*What the task requires*: List all lines in the material below that contain "Fikirleri".

══ Dataset records

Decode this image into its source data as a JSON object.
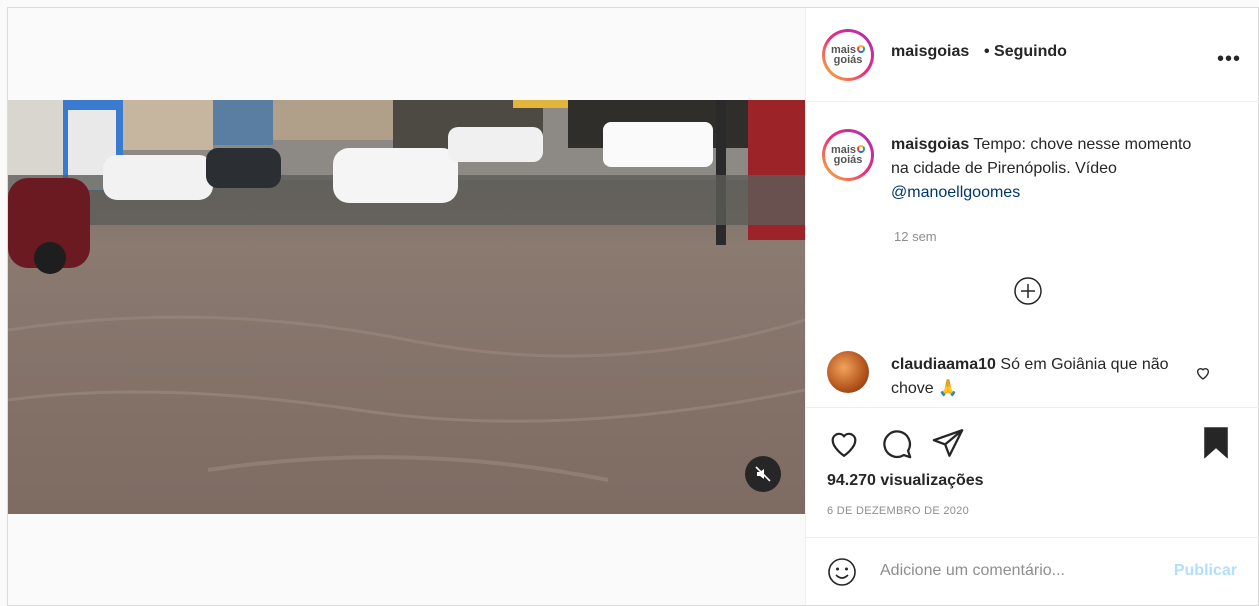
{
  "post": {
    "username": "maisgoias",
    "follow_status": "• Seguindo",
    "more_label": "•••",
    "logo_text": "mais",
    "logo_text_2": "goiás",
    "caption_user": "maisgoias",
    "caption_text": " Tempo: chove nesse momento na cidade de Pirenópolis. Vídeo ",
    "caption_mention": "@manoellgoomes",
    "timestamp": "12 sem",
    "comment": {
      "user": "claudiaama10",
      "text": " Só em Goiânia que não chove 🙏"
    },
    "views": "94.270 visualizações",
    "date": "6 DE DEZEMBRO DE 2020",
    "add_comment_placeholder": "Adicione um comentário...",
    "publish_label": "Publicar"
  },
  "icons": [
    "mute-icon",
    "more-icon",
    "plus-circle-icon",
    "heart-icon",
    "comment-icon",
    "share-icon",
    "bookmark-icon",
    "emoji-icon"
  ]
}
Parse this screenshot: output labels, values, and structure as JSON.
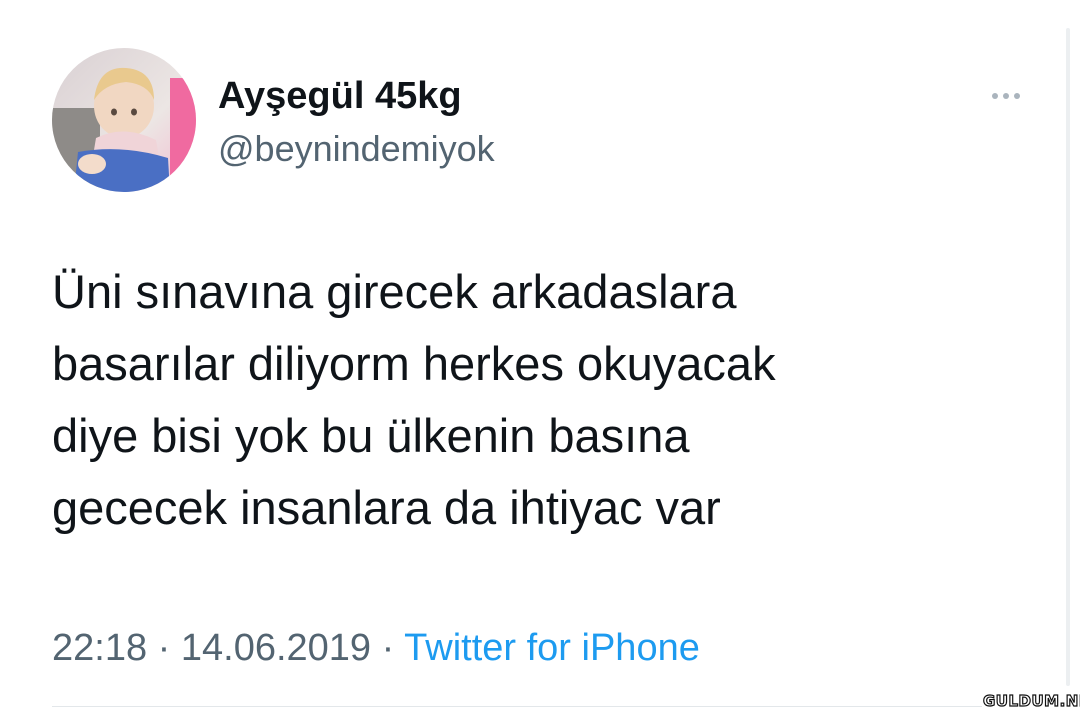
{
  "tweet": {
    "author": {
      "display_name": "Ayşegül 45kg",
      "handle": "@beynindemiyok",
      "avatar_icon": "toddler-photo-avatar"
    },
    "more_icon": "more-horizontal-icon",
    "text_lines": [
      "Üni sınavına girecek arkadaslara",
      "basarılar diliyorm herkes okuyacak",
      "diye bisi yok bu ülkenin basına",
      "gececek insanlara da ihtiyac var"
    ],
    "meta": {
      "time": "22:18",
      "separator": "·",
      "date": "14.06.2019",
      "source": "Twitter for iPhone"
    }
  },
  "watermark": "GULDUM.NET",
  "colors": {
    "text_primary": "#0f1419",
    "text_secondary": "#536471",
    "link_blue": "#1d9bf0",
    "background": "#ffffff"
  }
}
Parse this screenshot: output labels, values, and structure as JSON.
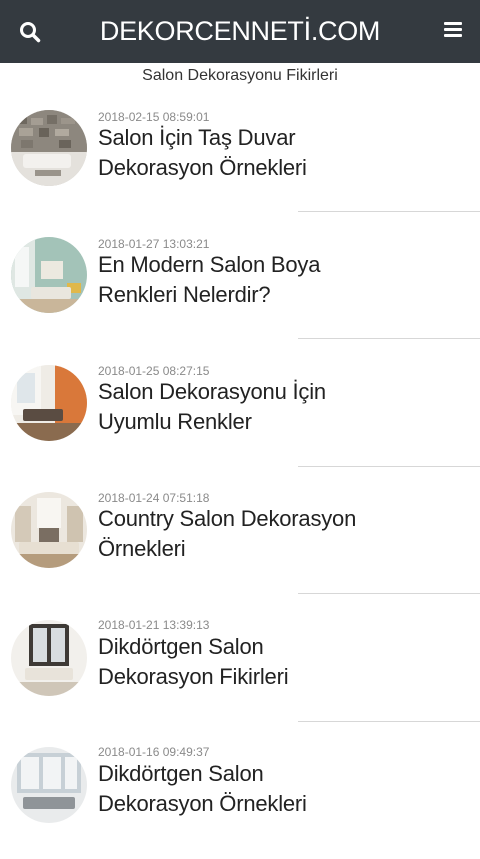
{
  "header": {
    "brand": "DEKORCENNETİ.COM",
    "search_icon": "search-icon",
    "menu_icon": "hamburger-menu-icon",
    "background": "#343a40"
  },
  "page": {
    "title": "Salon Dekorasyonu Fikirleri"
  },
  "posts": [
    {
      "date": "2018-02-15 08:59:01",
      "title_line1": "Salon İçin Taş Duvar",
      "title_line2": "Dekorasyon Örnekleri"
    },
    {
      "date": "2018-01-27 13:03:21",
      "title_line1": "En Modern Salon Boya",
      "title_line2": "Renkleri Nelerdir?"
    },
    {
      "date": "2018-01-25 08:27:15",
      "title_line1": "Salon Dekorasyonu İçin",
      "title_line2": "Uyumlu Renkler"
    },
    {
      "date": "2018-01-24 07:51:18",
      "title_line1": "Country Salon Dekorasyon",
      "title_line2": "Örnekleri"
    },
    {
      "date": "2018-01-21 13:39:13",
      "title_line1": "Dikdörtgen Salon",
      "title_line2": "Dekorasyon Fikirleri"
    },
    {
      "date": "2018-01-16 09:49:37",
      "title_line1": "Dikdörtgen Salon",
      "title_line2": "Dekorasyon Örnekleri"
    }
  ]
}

════

*Task response*:
    "title": "Salon Dekorasyonu Fikirleri"
      "title_line2": "Dekorasyon Fikirleri"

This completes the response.